===== RECORDS TO USE
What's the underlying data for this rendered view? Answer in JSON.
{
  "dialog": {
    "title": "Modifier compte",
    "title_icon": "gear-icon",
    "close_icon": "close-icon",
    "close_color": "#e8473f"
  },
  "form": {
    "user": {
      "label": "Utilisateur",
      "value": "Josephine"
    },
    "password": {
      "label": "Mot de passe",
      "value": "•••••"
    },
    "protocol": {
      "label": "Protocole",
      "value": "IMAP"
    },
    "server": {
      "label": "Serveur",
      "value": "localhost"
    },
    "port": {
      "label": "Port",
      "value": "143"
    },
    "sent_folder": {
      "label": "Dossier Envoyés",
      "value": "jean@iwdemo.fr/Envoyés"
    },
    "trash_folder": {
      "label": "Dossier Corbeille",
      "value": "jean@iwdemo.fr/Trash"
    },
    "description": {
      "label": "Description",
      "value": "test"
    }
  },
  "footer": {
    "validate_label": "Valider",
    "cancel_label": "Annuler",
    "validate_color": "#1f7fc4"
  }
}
==========
(REQUIREMENTS): Please quote the data above in full, with no line missing.

(REPLY TO THE EXERCISE):
What's the underlying data for this rendered view? Answer in JSON.
{
  "dialog": {
    "title": "Modifier compte",
    "title_icon": "gear-icon",
    "close_icon": "close-icon",
    "close_color": "#e8473f"
  },
  "form": {
    "user": {
      "label": "Utilisateur",
      "value": "Josephine"
    },
    "password": {
      "label": "Mot de passe",
      "value": "•••••"
    },
    "protocol": {
      "label": "Protocole",
      "value": "IMAP"
    },
    "server": {
      "label": "Serveur",
      "value": "localhost"
    },
    "port": {
      "label": "Port",
      "value": "143"
    },
    "sent_folder": {
      "label": "Dossier Envoyés",
      "value": "jean@iwdemo.fr/Envoyés"
    },
    "trash_folder": {
      "label": "Dossier Corbeille",
      "value": "jean@iwdemo.fr/Trash"
    },
    "description": {
      "label": "Description",
      "value": "test"
    }
  },
  "footer": {
    "validate_label": "Valider",
    "cancel_label": "Annuler",
    "validate_color": "#1f7fc4"
  }
}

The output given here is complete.